[Dataset listings of figures]
++++

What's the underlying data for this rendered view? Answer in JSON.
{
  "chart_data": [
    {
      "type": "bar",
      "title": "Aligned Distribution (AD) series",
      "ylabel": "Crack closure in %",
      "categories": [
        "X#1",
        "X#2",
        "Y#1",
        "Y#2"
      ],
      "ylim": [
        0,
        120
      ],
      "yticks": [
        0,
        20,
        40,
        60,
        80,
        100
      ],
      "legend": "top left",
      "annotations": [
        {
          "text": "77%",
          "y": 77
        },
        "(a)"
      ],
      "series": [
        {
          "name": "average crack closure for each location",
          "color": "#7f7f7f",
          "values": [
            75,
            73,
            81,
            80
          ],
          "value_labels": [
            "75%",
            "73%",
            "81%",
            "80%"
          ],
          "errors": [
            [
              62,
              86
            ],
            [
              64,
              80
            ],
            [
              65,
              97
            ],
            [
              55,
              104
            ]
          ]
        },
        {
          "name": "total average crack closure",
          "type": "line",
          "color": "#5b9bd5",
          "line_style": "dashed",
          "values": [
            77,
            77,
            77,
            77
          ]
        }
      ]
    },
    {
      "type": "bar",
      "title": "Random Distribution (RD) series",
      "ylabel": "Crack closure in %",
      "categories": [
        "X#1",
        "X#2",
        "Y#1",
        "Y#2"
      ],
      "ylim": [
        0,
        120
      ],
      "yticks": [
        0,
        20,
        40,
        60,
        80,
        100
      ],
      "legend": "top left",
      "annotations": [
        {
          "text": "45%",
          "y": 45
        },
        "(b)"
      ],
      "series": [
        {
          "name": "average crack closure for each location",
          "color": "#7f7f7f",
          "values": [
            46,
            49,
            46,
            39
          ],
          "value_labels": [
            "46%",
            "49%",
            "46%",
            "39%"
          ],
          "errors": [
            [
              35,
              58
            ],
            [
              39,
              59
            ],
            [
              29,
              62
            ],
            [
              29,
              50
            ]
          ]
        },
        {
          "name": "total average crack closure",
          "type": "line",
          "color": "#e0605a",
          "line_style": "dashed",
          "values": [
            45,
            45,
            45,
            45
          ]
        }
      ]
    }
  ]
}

++++

[Your instructions]:
Search the preceding listing for "Distribution" and extract every line where it is found.

[Full answer]:
      "title": "Aligned Distribution (AD) series",
      "title": "Random Distribution (RD) series",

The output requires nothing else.